Goal -
Copy every line in which the string "such" occurs.

Data extract -
________________________________________

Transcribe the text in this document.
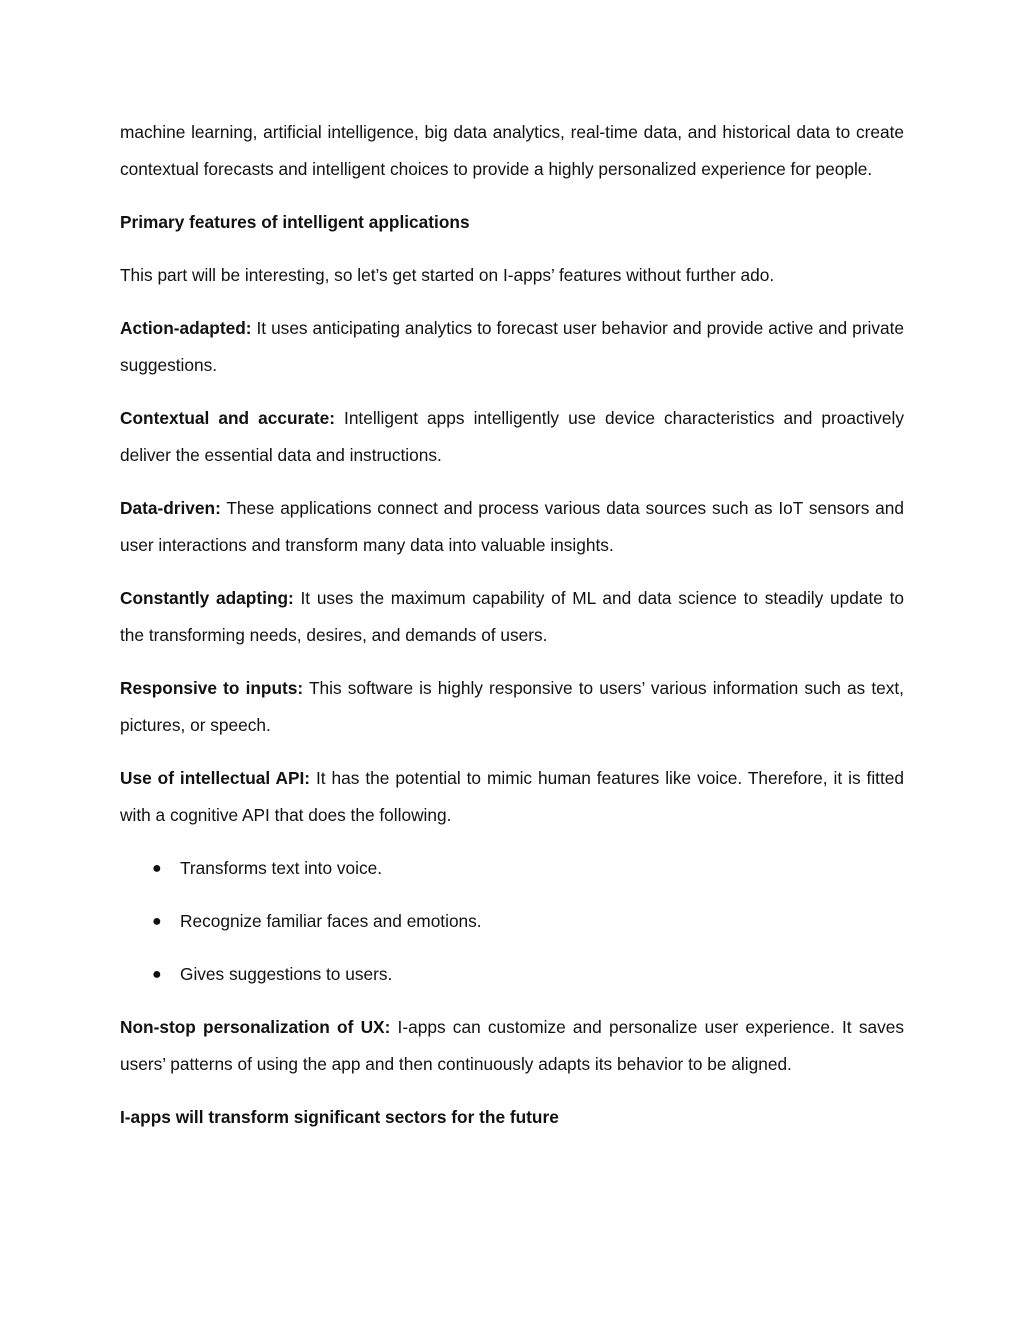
machine learning, artificial intelligence, big data analytics, real-time data, and historical data to create contextual forecasts and intelligent choices to provide a highly personalized experience for people.

Primary features of intelligent applications

This part will be interesting, so let’s get started on I-apps’ features without further ado.

Action-adapted: It uses anticipating analytics to forecast user behavior and provide active and private suggestions.

Contextual and accurate: Intelligent apps intelligently use device characteristics and proactively deliver the essential data and instructions.

Data-driven: These applications connect and process various data sources such as IoT sensors and user interactions and transform many data into valuable insights.

Constantly adapting: It uses the maximum capability of ML and data science to steadily update to the transforming needs, desires, and demands of users.

Responsive to inputs: This software is highly responsive to users’ various information such as text, pictures, or speech.

Use of intellectual API: It has the potential to mimic human features like voice. Therefore, it is fitted with a cognitive API that does the following.

● Transforms text into voice.
● Recognize familiar faces and emotions.
● Gives suggestions to users.

Non-stop personalization of UX: I-apps can customize and personalize user experience. It saves users’ patterns of using the app and then continuously adapts its behavior to be aligned.

I-apps will transform significant sectors for the future
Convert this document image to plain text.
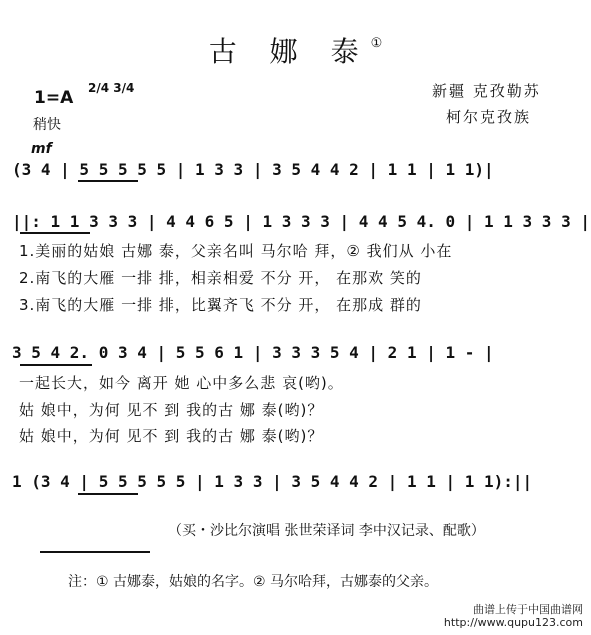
古 娜 泰①
1=A 2/4 3/4
稍快
新疆 克孜勒苏
柯尔克孜族
mf
(3 4 | 5 5 5 5 5 | 1 3 3 | 3 5 4 4 2 | 1 1 | 1 1)|
||: 1 1 3 3 3 | 4 4 6 5 | 1 3 3 3 | 4 4 5 4. 0 | 1 1 3 3 3 |
1.美丽的姑娘 古娜 泰，父亲名叫 马尔哈 拜，② 我们从 小在
2.南飞的大雁 一排 排，相亲相爱 不分 开， 在那欢 笑的
3.南飞的大雁 一排 排，比翼齐飞 不分 开， 在那成 群的
3 5 4 2. 0 3 4 | 5 5 6 1 | 3 3 3 5 4 | 2 1 | 1 - |
一起长大，如今 离开 她 心中多么悲 哀(哟)。
姑 娘中，为何 见不 到 我的古 娜 泰(哟)？
姑 娘中，为何 见不 到 我的古 娜 泰(哟)？
1 (3 4 | 5 5 5 5 5 | 1 3 3 | 3 5 4 4 2 | 1 1 | 1 1):||
（买・沙比尔演唱 张世荣译词 李中汉记录、配歌）
注：① 古娜泰，姑娘的名字。② 马尔哈拜，古娜泰的父亲。
曲谱上传于中国曲谱网
http://www.qupu123.com
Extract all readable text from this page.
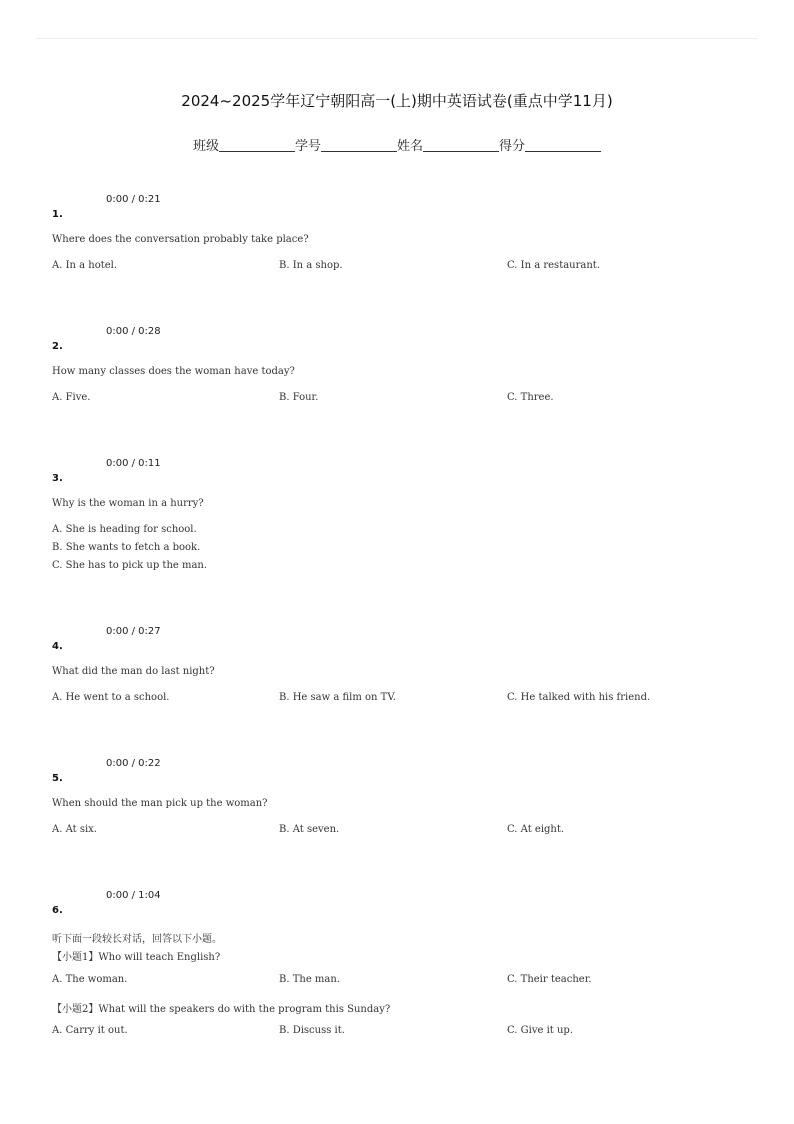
2024~2025学年辽宁朝阳高一(上)期中英语试卷(重点中学11月)
班级	学号	姓名	得分
0:00 / 0:21
1.
Where does the conversation probably take place?
A. In a hotel.	B. In a shop.	C. In a restaurant.
0:00 / 0:28
2.
How many classes does the woman have today?
A. Five.	B. Four.	C. Three.
0:00 / 0:11
3.
Why is the woman in a hurry?
A. She is heading for school.
B. She wants to fetch a book.
C. She has to pick up the man.
0:00 / 0:27
4.
What did the man do last night?
A. He went to a school.	B. He saw a film on TV.	C. He talked with his friend.
0:00 / 0:22
5.
When should the man pick up the woman?
A. At six.	B. At seven.	C. At eight.
0:00 / 1:04
6.
听下面一段较长对话，回答以下小题。
【小题1】Who will teach English?
A. The woman.	B. The man.	C. Their teacher.
【小题2】What will the speakers do with the program this Sunday?
A. Carry it out.	B. Discuss it.	C. Give it up.
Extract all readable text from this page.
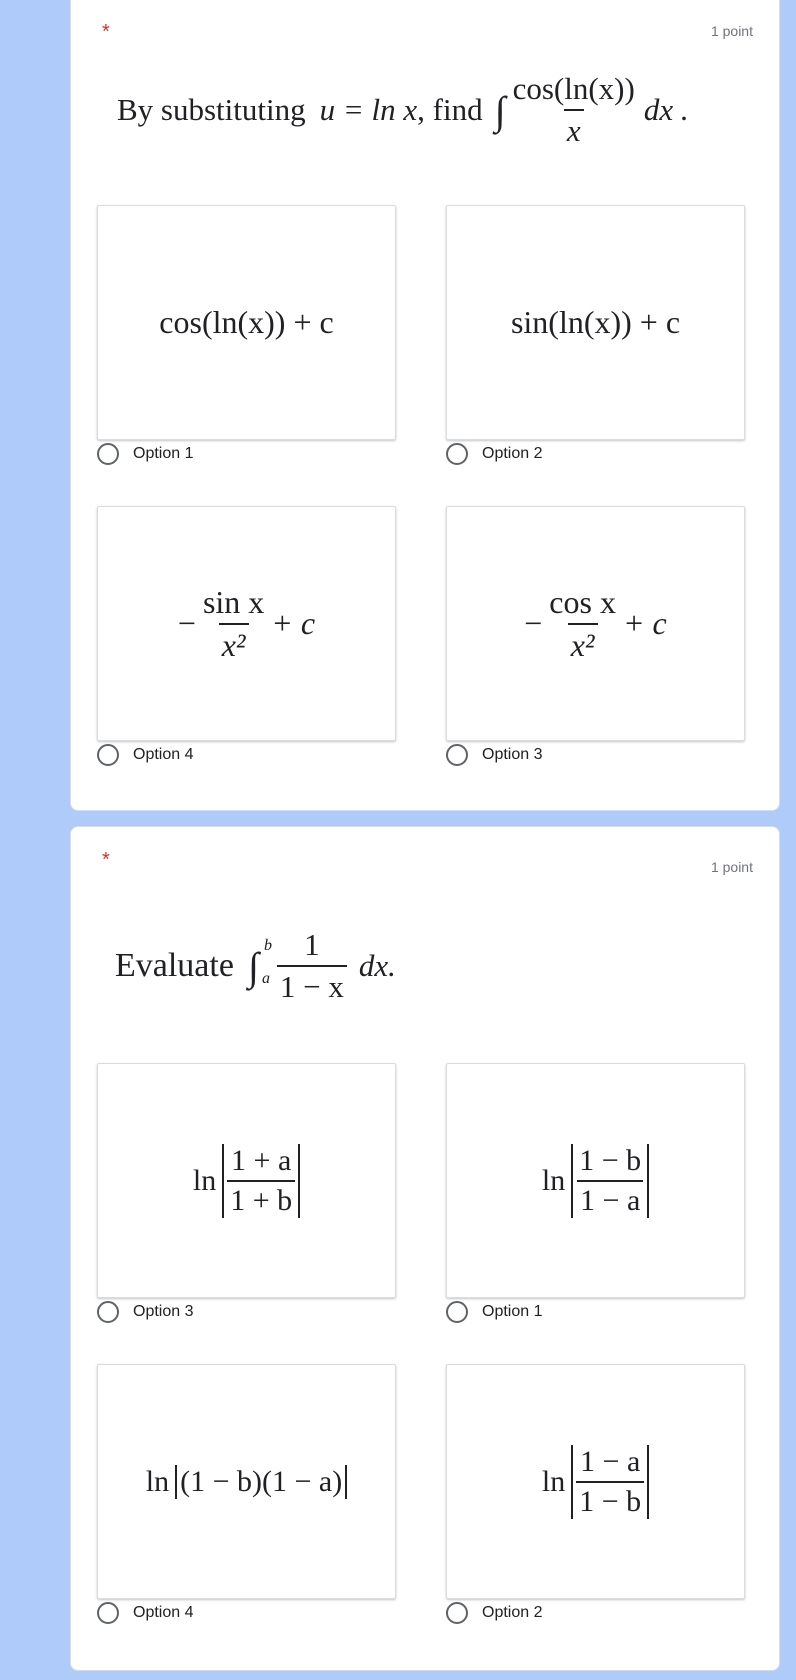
*	1 point
By substituting u = ln x , find ∫ $\frac{\cos(\ln(x))}{x}$ dx .
cos(ln(x)) + c
Option 1
sin(ln(x)) + c
Option 2
− $\frac{\text{sin x}}{\text{x²}} + c$
Option 4
− $\frac{\text{cos x}}{\text{x²}} + c$
Option 3
*	1 point
Evaluate ∫ b
a $\frac{1}{1 - x}$ dx.
$\ln \frac{1 + a}{1 + b}$
Option 3
$\ln \frac{1 - b}{1 - a}$
Option 1
ln (1 − b)(1 − a)
Option 4
$\ln \frac{1 - a}{1 - b}$
Option 2
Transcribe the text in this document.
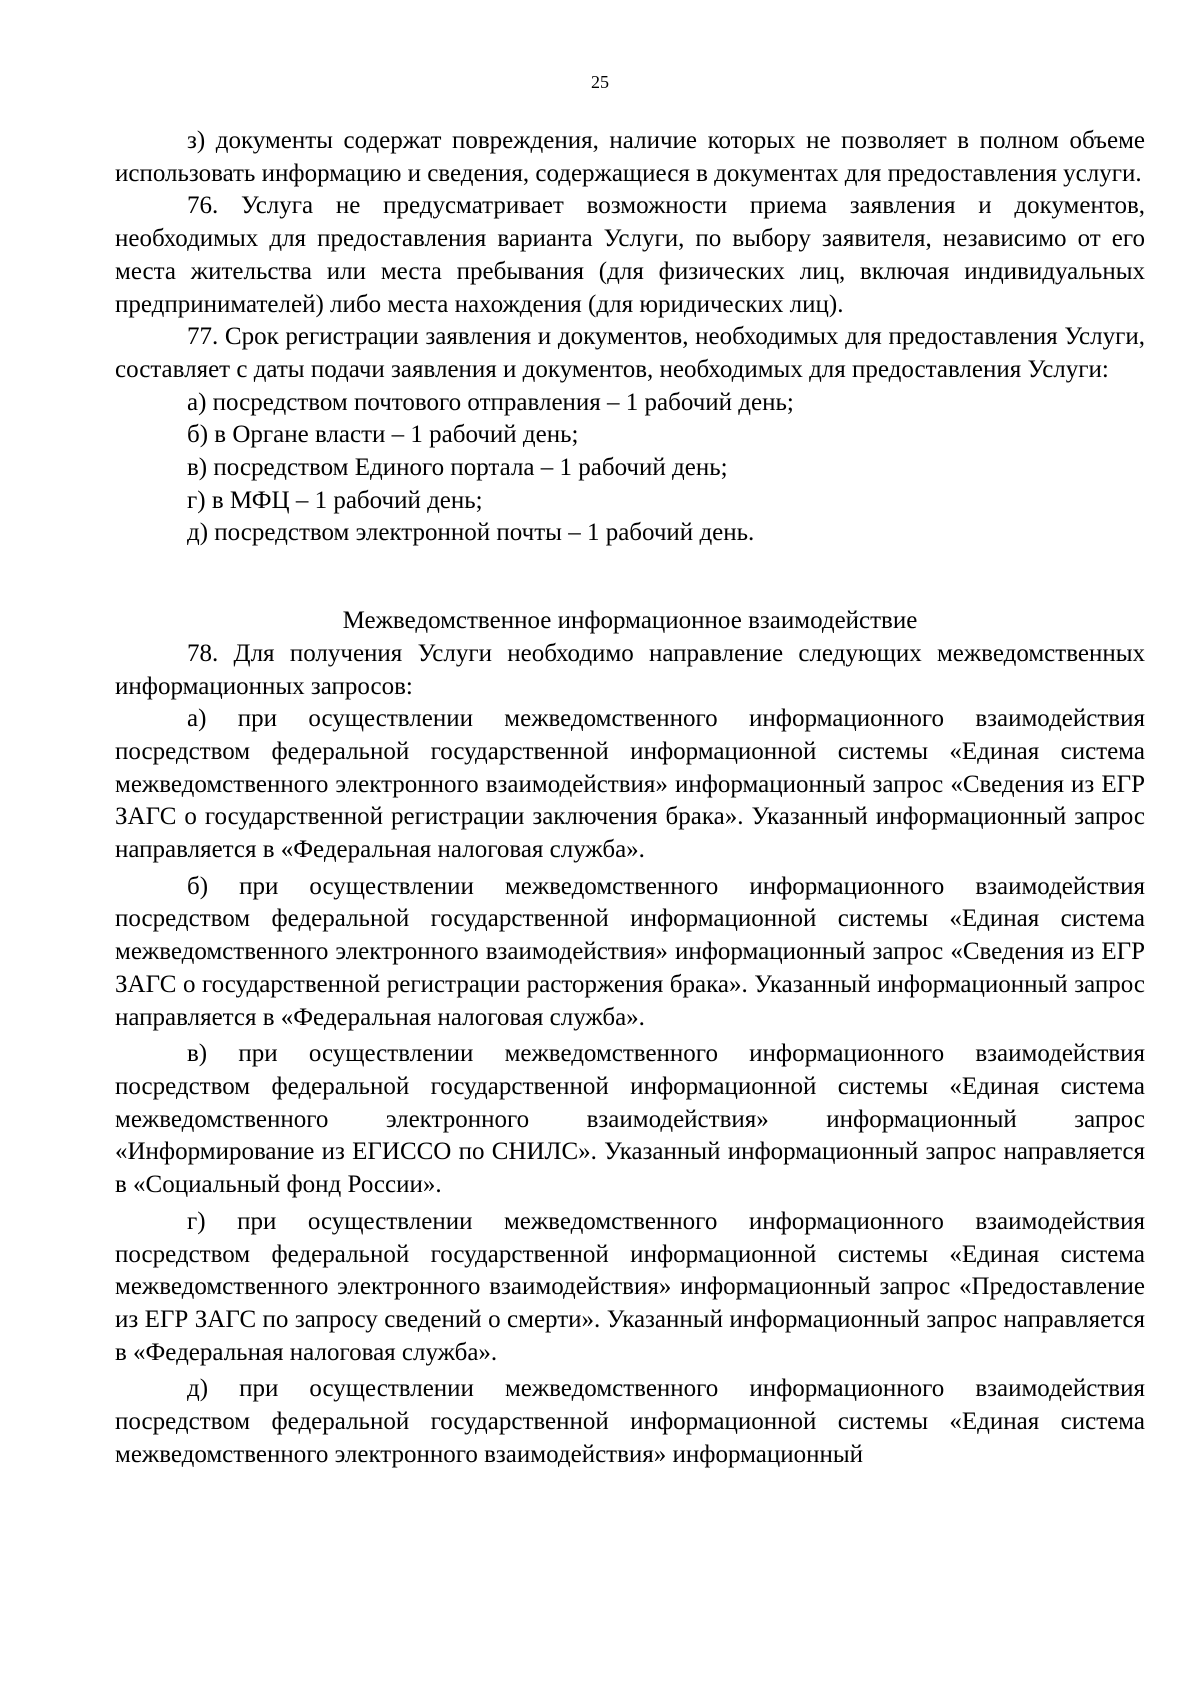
25

з) документы содержат повреждения, наличие которых не позволяет в полном объеме использовать информацию и сведения, содержащиеся в документах для предоставления услуги.

76. Услуга не предусматривает возможности приема заявления и документов, необходимых для предоставления варианта Услуги, по выбору заявителя, независимо от его места жительства или места пребывания (для физических лиц, включая индивидуальных предпринимателей) либо места нахождения (для юридических лиц).

77. Срок регистрации заявления и документов, необходимых для предоставления Услуги, составляет с даты подачи заявления и документов, необходимых для предоставления Услуги:

а) посредством почтового отправления – 1 рабочий день;

б) в Органе власти – 1 рабочий день;

в) посредством Единого портала – 1 рабочий день;

г) в МФЦ – 1 рабочий день;

д) посредством электронной почты – 1 рабочий день.

Межведомственное информационное взаимодействие

78. Для получения Услуги необходимо направление следующих межведомственных информационных запросов:

а) при осуществлении межведомственного информационного взаимодействия посредством федеральной государственной информационной системы «Единая система межведомственного электронного взаимодействия» информационный запрос «Сведения из ЕГР ЗАГС о государственной регистрации заключения брака». Указанный информационный запрос направляется в «Федеральная налоговая служба».

б) при осуществлении межведомственного информационного взаимодействия посредством федеральной государственной информационной системы «Единая система межведомственного электронного взаимодействия» информационный запрос «Сведения из ЕГР ЗАГС о государственной регистрации расторжения брака». Указанный информационный запрос направляется в «Федеральная налоговая служба».

в) при осуществлении межведомственного информационного взаимодействия посредством федеральной государственной информационной системы «Единая система межведомственного электронного взаимодействия» информационный запрос «Информирование из ЕГИССО по СНИЛС». Указанный информационный запрос направляется в «Социальный фонд России».

г) при осуществлении межведомственного информационного взаимодействия посредством федеральной государственной информационной системы «Единая система межведомственного электронного взаимодействия» информационный запрос «Предоставление из ЕГР ЗАГС по запросу сведений о смерти». Указанный информационный запрос направляется в «Федеральная налоговая служба».

д) при осуществлении межведомственного информационного взаимодействия посредством федеральной государственной информационной системы «Единая система межведомственного электронного взаимодействия» информационный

________________________________________

Result of the exercise -
Data-driven: These applications connect and process various data sources such as IoT sensors and user interactions and transform many data into valuable insights.
Responsive to inputs: This software is highly responsive to users’ various information such as text, pictures, or speech.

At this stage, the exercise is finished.